====== Items ======

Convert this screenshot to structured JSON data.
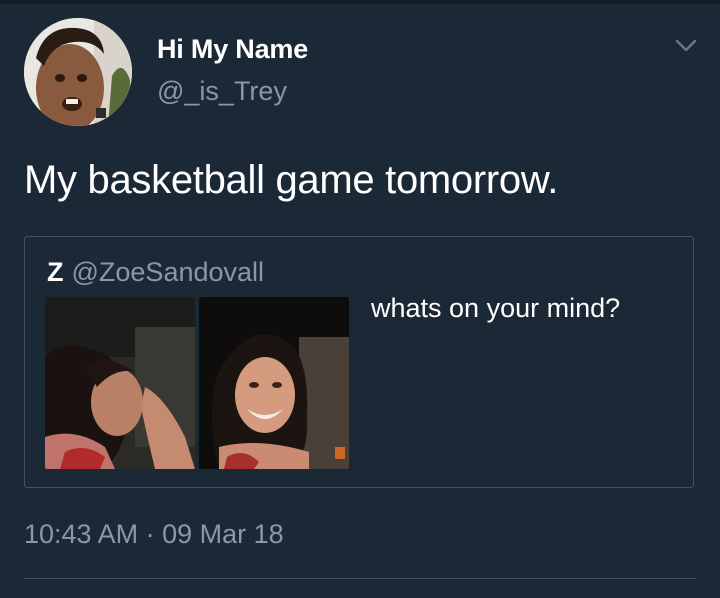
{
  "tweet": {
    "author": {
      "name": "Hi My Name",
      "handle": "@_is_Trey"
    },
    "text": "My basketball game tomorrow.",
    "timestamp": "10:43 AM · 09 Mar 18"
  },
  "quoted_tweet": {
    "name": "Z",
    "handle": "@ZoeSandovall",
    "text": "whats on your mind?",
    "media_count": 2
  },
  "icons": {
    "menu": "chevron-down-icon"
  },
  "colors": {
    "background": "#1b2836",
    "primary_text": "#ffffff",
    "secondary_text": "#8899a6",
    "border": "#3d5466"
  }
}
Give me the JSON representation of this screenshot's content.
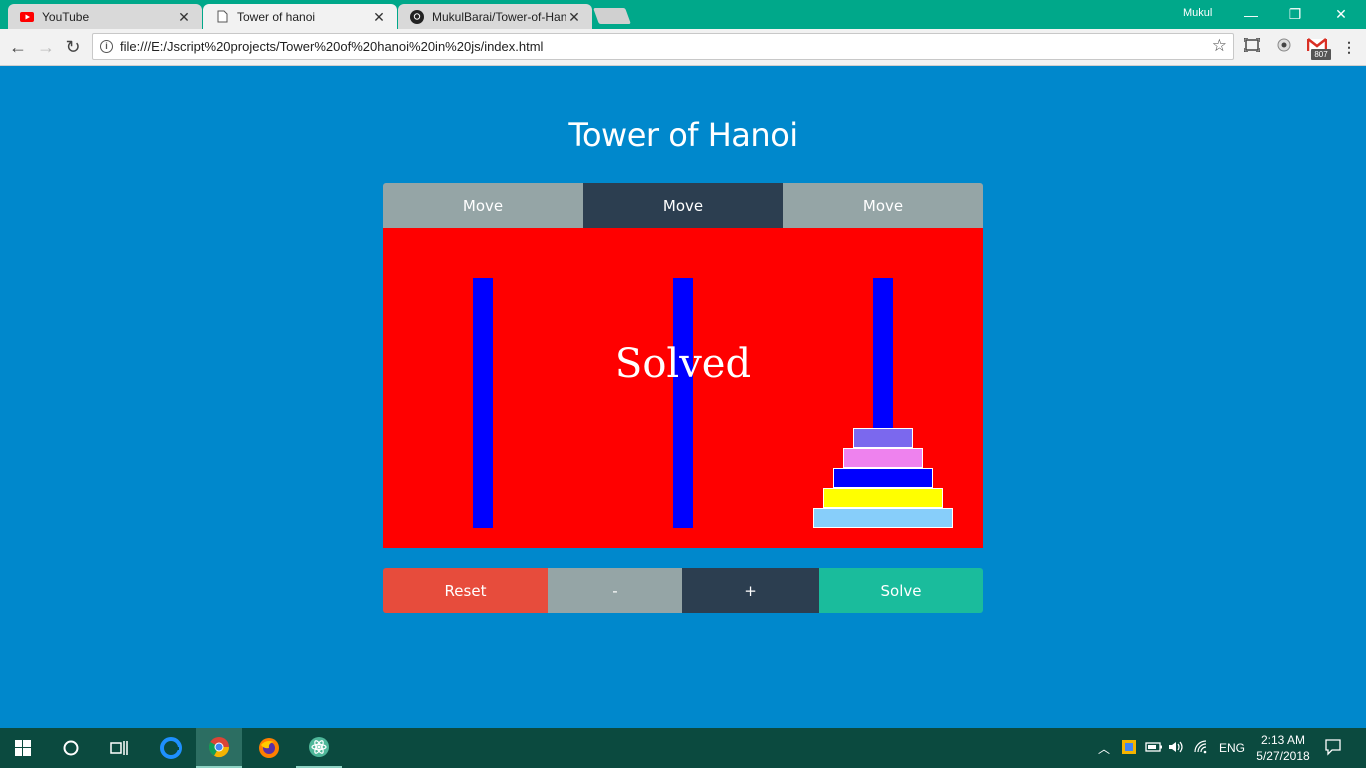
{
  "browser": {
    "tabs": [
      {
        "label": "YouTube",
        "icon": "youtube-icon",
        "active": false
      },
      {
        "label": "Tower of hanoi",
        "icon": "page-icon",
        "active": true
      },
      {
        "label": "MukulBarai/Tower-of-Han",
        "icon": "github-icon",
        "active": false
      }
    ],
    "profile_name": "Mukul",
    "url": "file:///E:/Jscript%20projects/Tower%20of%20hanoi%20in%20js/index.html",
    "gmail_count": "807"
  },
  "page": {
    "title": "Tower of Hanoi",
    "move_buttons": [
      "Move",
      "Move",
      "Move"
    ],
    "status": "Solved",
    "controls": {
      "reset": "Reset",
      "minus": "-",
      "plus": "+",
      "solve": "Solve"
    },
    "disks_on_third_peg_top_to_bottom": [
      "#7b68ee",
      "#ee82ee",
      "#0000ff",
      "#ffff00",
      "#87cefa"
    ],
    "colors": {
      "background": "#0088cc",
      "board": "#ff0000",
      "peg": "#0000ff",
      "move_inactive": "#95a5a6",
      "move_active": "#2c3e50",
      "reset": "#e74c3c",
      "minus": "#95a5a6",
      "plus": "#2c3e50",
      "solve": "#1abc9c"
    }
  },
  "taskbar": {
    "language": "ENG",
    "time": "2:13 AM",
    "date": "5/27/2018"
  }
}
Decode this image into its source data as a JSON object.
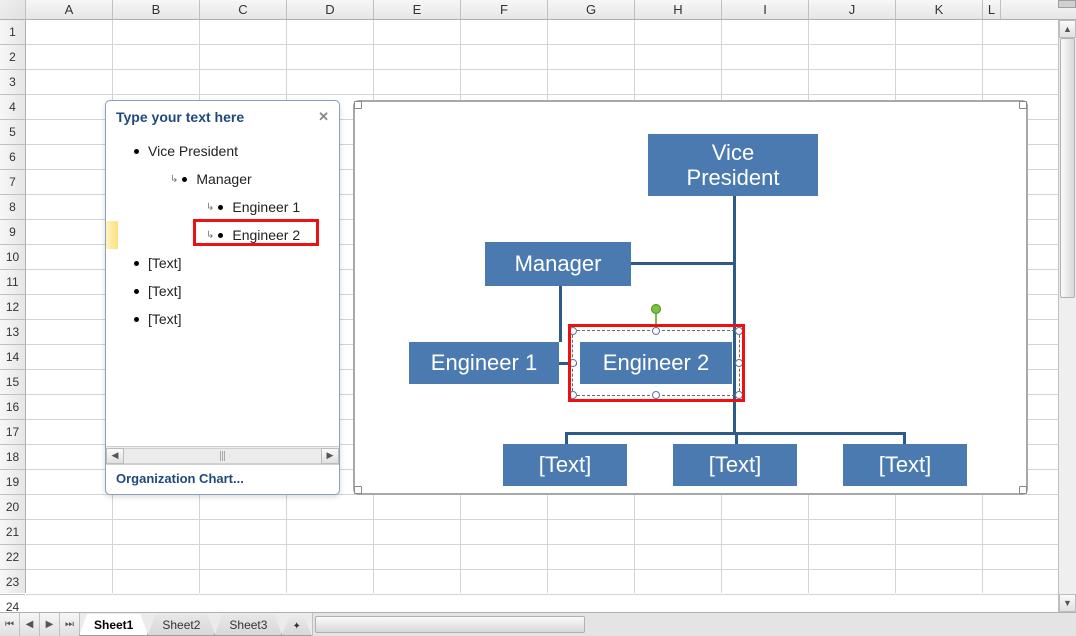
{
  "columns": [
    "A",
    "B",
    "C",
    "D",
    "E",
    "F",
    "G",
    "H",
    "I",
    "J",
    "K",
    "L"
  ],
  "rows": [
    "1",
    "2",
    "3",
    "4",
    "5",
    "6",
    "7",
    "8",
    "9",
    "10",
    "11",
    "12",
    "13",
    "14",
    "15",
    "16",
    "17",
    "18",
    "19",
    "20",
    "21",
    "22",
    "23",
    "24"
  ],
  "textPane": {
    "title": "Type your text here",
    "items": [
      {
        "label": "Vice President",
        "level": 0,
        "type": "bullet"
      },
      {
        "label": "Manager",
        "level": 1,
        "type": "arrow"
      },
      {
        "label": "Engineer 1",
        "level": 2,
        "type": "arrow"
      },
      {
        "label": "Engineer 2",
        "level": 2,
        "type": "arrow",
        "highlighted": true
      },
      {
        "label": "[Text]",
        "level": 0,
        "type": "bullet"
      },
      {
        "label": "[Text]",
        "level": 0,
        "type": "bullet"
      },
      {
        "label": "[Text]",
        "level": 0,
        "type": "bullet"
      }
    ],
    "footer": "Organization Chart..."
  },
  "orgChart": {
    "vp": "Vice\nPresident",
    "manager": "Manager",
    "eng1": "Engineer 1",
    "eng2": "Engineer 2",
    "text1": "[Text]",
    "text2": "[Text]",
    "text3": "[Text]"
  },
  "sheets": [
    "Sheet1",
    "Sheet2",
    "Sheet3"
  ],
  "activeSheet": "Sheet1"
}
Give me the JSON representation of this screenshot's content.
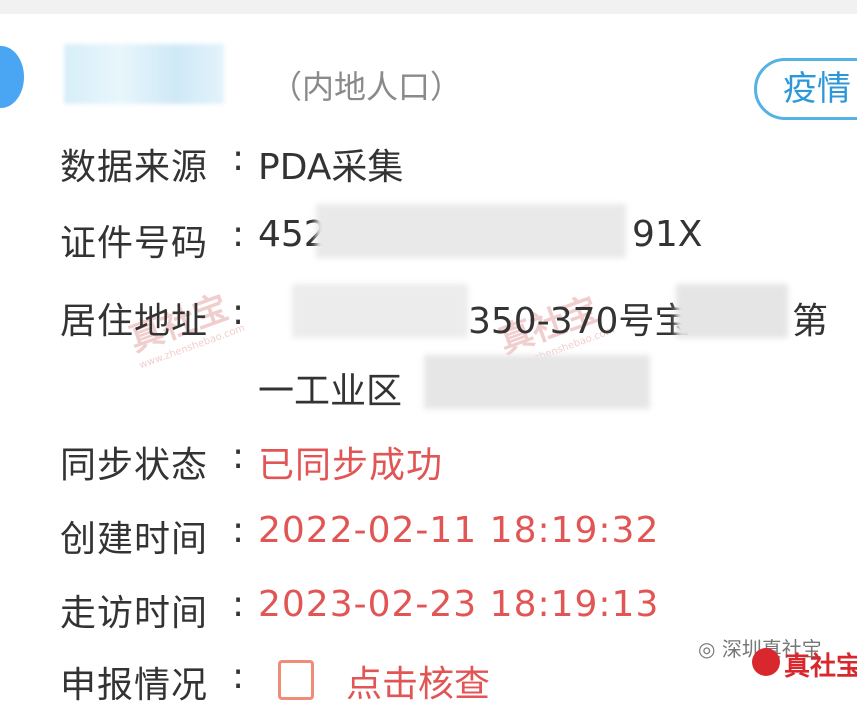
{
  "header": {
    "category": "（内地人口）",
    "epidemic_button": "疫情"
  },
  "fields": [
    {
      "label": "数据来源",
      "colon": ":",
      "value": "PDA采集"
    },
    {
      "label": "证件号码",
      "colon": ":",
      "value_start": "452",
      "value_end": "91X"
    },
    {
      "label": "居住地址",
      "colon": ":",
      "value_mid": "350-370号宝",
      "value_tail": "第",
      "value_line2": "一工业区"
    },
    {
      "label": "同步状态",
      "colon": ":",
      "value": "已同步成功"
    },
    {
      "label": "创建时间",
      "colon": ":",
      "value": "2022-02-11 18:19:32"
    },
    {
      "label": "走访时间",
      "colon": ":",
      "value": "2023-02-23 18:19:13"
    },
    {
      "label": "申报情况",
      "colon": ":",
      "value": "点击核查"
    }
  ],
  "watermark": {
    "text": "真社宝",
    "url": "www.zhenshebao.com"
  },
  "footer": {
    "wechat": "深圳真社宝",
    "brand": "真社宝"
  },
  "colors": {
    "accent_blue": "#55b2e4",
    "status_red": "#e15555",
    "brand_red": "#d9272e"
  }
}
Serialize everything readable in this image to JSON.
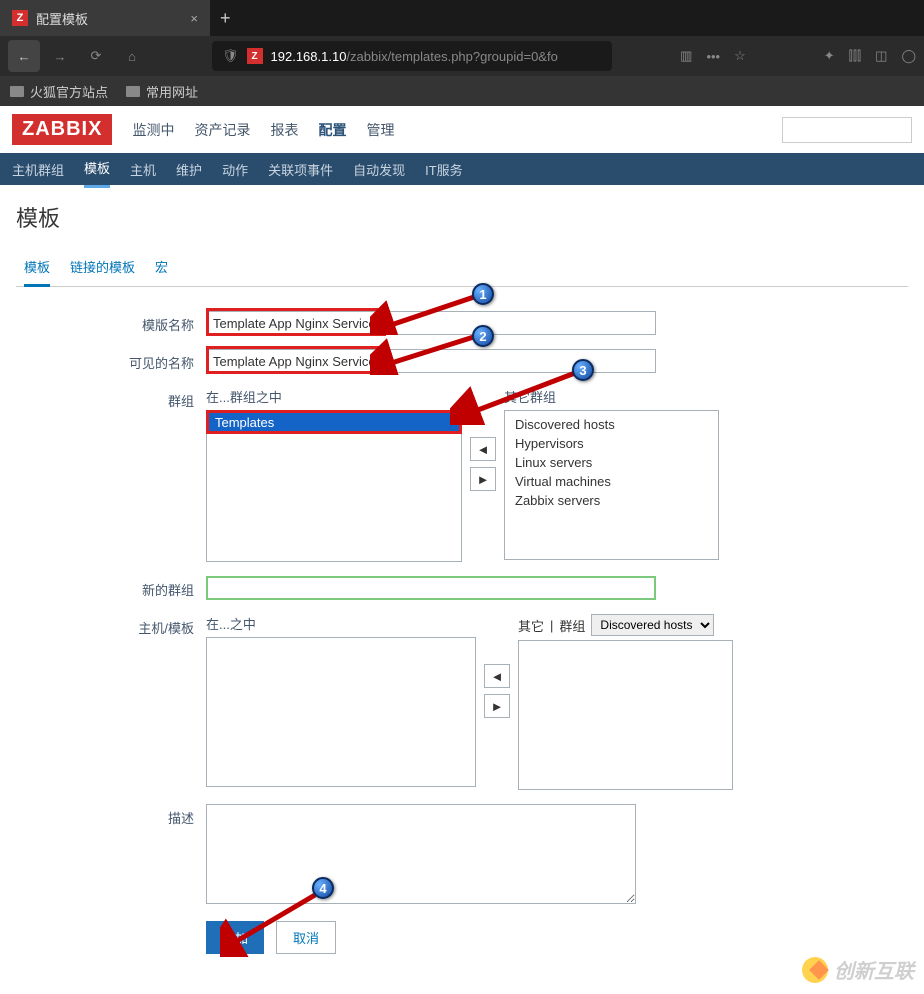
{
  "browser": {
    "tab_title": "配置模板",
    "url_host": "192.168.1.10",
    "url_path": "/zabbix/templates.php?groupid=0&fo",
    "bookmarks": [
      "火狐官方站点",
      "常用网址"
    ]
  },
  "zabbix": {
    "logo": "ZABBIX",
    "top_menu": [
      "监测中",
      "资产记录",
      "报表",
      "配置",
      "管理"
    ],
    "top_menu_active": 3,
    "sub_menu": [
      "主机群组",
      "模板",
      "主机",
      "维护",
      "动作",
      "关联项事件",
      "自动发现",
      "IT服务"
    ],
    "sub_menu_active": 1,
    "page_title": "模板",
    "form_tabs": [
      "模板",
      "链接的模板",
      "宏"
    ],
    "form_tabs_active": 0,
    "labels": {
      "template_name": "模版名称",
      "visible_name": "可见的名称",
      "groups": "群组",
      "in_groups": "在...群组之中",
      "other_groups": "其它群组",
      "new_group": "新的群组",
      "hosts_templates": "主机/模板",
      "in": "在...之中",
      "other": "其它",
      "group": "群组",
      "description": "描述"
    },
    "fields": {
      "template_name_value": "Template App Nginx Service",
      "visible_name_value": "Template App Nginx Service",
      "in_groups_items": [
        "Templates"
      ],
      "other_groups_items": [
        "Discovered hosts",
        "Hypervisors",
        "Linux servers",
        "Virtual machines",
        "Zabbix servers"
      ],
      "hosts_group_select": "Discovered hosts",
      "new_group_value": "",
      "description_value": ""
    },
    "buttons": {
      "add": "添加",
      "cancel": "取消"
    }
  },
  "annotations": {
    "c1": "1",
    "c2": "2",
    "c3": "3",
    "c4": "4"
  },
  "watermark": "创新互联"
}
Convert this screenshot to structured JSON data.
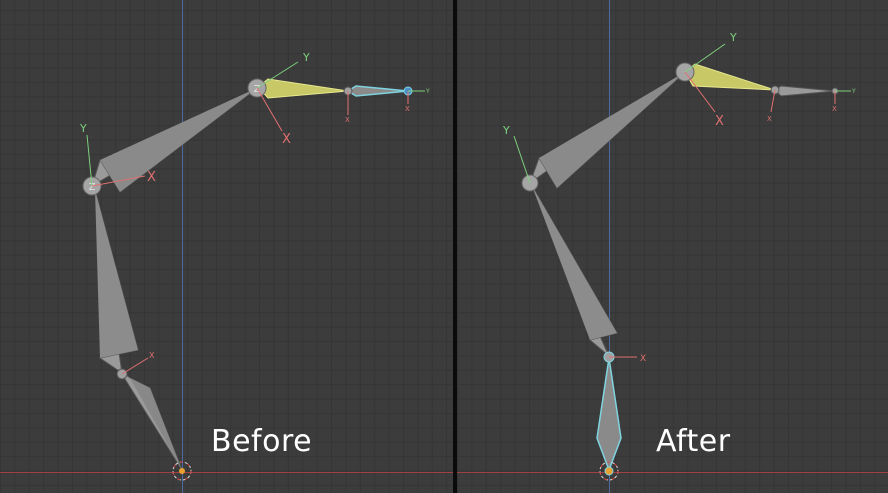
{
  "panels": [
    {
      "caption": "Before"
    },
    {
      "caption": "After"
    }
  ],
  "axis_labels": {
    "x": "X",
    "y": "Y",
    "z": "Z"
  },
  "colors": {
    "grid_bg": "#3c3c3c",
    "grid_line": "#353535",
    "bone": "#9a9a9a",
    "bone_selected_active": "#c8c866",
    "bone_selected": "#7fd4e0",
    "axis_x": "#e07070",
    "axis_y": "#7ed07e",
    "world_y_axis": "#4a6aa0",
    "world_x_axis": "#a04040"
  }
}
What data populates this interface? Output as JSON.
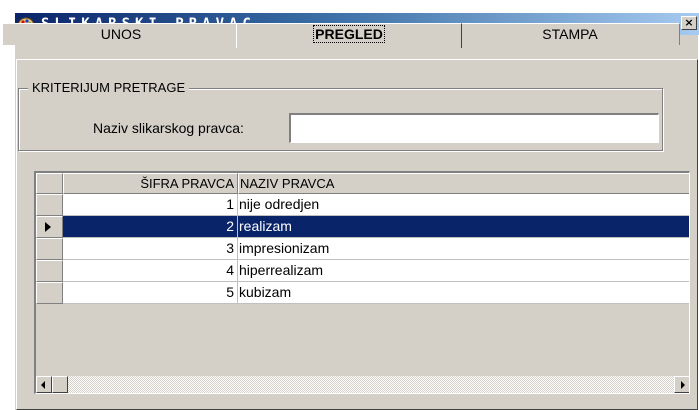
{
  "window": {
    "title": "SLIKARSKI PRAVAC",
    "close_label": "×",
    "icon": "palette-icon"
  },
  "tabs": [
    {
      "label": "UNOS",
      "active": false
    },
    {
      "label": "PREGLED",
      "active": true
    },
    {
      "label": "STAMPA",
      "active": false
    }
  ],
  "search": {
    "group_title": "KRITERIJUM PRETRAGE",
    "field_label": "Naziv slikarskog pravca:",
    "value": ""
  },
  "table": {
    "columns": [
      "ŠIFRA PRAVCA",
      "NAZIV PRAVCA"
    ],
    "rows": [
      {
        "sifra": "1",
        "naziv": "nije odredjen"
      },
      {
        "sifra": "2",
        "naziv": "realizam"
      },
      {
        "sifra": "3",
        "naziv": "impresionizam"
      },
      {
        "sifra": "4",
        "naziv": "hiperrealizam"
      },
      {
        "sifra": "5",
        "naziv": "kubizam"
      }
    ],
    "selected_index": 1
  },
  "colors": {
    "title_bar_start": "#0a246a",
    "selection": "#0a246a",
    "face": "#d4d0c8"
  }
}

======

-- Requirements --
Of the lines above, how many contain the word "JSON"? Provide the number and nothing else.

-- Exercise response --
7